§ **AIM OF THE EXERCISE**: From the listing below, extract every line in which the word "this" appears.

§ **TASK DATA**:

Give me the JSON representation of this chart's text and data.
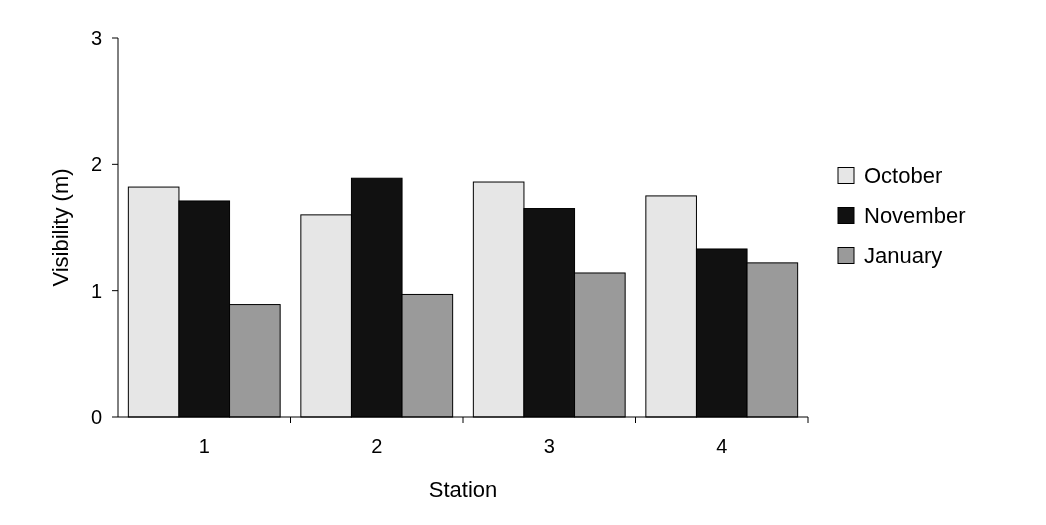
---
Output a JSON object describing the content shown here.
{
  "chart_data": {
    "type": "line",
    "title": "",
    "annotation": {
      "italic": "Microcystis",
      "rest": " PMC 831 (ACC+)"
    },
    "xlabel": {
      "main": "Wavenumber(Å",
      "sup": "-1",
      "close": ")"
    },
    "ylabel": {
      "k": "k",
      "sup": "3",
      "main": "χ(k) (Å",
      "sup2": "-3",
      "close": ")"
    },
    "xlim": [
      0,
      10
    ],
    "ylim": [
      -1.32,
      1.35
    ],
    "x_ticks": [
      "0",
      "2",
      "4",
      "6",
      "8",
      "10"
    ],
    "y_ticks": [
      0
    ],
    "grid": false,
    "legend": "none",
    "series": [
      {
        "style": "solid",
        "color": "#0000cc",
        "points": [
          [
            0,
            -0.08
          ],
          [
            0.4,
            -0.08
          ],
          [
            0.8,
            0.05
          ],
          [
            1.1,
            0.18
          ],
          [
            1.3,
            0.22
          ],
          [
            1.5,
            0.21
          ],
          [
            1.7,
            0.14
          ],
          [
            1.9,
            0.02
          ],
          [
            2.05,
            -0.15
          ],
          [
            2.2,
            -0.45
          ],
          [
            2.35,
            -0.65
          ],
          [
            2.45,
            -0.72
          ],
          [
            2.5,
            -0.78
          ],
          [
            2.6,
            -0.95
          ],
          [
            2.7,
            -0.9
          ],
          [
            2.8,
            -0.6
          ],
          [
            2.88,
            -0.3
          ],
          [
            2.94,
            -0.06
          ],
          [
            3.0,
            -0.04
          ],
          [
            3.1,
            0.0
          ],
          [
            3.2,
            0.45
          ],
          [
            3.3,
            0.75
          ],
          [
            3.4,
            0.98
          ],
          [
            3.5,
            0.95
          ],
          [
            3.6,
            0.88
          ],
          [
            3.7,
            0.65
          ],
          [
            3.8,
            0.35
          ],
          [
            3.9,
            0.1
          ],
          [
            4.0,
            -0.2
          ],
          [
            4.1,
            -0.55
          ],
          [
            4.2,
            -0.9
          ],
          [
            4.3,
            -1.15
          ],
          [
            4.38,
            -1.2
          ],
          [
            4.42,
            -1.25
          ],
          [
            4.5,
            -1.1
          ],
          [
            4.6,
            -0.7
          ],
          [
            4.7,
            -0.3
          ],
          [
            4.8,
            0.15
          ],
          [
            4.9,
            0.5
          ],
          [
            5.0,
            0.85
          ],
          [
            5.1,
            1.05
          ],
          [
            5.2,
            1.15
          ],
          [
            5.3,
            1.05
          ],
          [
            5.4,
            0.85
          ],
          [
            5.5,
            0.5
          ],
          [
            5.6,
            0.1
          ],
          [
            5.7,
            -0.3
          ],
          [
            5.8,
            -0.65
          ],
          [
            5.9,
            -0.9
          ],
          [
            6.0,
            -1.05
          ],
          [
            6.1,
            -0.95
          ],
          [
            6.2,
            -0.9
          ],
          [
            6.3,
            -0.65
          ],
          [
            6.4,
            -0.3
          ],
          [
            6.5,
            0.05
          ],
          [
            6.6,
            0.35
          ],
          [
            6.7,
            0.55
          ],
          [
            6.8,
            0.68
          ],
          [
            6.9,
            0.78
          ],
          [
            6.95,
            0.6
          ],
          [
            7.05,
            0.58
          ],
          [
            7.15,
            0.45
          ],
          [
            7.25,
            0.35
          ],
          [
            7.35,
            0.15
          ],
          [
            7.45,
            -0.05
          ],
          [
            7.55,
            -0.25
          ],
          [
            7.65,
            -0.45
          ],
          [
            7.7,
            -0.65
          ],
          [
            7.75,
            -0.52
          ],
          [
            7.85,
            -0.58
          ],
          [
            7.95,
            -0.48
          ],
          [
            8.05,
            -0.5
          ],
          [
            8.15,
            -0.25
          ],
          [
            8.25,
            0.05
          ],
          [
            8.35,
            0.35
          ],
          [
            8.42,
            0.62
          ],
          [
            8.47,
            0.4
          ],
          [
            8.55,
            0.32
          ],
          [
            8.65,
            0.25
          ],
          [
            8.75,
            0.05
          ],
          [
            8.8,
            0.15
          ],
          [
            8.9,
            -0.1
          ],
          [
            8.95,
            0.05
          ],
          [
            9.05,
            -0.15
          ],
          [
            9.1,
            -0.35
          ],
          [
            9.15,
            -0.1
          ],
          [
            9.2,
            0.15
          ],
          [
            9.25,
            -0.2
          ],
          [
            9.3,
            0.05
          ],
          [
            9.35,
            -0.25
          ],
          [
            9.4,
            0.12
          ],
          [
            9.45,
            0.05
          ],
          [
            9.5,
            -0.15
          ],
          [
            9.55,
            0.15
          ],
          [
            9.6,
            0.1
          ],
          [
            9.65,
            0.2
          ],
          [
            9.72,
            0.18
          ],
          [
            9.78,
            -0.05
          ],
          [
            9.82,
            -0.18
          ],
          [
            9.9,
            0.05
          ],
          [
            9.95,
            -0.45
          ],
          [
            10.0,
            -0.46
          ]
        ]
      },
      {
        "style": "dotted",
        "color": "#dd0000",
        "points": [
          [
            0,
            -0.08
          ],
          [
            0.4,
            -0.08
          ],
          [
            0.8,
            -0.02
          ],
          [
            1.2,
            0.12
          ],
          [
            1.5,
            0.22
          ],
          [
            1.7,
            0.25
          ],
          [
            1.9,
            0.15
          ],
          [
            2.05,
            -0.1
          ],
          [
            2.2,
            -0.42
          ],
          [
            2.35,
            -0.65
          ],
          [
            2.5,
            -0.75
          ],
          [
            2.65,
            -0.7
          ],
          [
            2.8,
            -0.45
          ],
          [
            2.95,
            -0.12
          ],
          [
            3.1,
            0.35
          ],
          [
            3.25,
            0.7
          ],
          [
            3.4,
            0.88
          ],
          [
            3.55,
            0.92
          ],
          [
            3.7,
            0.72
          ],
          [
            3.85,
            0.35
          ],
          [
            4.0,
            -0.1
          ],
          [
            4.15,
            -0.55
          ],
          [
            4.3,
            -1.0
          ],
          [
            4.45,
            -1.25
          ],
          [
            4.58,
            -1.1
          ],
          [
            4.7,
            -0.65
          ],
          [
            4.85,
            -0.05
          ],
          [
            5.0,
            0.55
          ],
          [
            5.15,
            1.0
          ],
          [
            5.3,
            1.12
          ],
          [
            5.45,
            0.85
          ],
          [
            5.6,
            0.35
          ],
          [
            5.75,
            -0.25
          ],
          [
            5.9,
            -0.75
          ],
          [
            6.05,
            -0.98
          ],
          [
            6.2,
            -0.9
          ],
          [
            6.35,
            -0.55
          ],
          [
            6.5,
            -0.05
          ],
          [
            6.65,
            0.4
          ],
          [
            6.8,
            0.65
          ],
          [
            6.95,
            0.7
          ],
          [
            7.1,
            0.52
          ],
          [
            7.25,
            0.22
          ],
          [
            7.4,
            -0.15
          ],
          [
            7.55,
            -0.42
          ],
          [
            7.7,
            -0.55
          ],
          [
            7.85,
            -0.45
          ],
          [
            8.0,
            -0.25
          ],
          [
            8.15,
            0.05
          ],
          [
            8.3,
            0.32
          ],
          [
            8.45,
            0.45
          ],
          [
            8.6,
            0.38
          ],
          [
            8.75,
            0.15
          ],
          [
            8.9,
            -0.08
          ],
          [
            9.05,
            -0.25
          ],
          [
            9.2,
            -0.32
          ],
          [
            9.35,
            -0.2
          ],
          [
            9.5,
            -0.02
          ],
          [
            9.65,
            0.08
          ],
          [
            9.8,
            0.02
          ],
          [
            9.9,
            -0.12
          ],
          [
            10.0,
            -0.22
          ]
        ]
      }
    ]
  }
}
...
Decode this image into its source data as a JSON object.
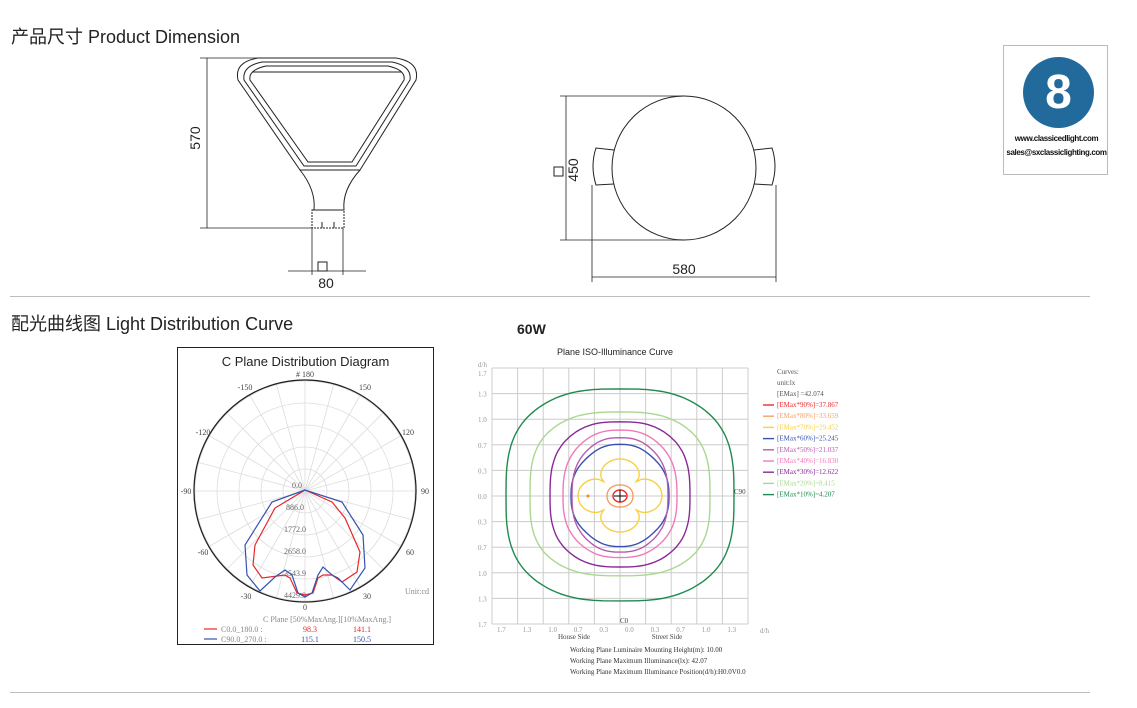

§ **RESULT BELOW**:
Give me the JSON representation of this chart's text and data.
Decode this image into its source data as a JSON object.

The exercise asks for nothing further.